======== Extract

The EP can be bought from within the internet using some money.
AmeriCymru: Many people were entranced by your 2014 recording 'In Hz'. How would you describe the album?
Robin: Erm, I can’t really listen to it now.. It was quite a raw expression of the period it was produced, it was a bit of a crazy and turbulent time of change so it felt a bit strange to me when people were ‘entranced' by it. I did it without thinking much about it actually being listened to by other people; so it felt more personal than things I’d released before, even though it’s still really really abstract.
I'd probably describe it as loud, full, with no headroom - everything's pushed to the limit of the gear I was using.
It has a lot of experimental acousmatic qualities, but also has the cosmic-techno/acid house thread that keeps some kind of stable and tangible narrative or forward motion to it. The artwork was made by Sion Alun who also did the illustrations on the two previous records and there’s a photograph by Mark Jeffs in the gatefold. Looks rad. Sounds heavy.
AmeriCymru: Care to tell us more about your involvement with the Manic Street Preachers in the wake of your 'Doppler' release?

================

### Work item
Please continue the interview with Robin from where it stops, before the rows below.

======== Data extracts

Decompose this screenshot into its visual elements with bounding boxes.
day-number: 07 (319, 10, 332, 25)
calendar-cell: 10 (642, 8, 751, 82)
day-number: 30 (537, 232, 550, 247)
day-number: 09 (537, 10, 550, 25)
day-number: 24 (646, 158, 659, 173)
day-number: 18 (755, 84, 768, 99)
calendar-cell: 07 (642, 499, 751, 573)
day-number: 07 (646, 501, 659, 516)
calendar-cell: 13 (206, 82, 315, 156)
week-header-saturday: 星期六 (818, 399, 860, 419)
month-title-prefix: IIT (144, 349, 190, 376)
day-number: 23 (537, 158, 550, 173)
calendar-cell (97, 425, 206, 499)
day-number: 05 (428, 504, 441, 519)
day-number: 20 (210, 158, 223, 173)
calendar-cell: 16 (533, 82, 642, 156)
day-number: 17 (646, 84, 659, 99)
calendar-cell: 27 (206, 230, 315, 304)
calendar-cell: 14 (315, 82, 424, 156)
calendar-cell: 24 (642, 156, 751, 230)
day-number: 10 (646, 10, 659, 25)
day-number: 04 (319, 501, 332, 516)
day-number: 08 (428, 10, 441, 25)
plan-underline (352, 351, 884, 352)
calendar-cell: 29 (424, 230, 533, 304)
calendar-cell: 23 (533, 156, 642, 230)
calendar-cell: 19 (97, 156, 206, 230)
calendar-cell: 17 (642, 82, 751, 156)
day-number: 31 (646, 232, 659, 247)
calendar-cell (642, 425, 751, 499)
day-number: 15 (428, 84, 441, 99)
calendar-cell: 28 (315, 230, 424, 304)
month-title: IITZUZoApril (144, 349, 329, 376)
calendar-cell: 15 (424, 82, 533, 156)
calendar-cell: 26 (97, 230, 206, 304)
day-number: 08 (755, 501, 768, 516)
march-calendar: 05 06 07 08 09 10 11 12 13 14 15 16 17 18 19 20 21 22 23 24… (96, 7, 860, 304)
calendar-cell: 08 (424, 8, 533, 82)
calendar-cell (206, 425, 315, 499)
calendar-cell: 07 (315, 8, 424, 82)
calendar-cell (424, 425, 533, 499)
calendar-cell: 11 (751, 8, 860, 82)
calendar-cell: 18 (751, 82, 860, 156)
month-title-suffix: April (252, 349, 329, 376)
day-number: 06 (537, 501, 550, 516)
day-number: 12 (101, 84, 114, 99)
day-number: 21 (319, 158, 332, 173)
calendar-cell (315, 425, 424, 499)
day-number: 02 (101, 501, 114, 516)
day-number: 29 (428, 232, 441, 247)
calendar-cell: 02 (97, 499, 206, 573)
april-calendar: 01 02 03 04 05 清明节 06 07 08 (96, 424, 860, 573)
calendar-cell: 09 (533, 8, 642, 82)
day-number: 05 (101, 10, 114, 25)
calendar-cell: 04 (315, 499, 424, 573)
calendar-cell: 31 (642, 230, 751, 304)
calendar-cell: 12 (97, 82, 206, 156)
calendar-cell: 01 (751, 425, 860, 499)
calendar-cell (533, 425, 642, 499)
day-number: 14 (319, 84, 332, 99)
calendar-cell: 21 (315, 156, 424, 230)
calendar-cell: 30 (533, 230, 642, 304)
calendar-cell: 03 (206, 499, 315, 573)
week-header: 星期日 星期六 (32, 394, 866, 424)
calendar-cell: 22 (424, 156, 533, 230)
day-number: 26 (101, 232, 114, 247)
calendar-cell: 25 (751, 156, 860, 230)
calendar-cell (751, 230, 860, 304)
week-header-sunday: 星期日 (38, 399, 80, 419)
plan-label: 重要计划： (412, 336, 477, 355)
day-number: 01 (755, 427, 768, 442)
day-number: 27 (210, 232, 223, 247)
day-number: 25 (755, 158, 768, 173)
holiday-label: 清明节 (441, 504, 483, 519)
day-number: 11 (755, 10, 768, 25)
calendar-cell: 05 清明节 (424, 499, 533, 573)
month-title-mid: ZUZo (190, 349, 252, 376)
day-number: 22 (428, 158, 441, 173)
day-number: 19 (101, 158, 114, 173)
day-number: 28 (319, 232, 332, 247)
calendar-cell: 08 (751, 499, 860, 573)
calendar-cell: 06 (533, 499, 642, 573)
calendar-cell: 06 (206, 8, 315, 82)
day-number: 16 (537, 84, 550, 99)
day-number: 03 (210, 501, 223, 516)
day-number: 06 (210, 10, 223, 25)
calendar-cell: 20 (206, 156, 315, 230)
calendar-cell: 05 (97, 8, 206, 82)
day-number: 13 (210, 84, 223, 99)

================

### Output of the task
Robin: Yeah, the Manics seemed to like Doppler! - it's a real psych/krautrock/stream of consciousness kind of record with layers of guitars and analogue synths, and it’s what the live shows have been based on until recently.
They're really nice people and asked me to remix their single ‘Futurology’, which I still can’t really get my head around… I still think it might be a joke, but the punchline is taking a really long time to land by now.
Myself and brother, and friends and all their older siblings grew up listening to the Manics, SFA and Gorky’s. It’s literally what my childhood sounds like. So it’s just very surreal and a massive honour to've been allowed anywhere near their music at all.
AmeriCymru: Many reviewers have referred to your Krautrock influences. Any particular favorites in that genre?
Robin: Yep. It’s bands like CAN, Harmonia, La Düsseldorf, NEU, Popol Vuh, Cluster, Kraftwerk, Faust… There’s so much incredible music from that short window of time that just resonates with me. CAN’s 'Tago Mago’ was playing just now, and to me it’s totally timeless..
As a teenager I was obsessed with a band called Slint; and a friend of my father, Mark Jeffs (who also took the photograph that's on the In Hz LP) gave me a copy of Tago Mago, which I still associate, or pair with Slint’s ‘Spiderland’.
It blew my mind to bits from the first listen and it’s one of those records that just stays with me somehow. I think that’s how I got into Neu, Harmonia and Faust from that introduction.
AmeriCymru: Who are your favourite bands currently on the Welsh music scene?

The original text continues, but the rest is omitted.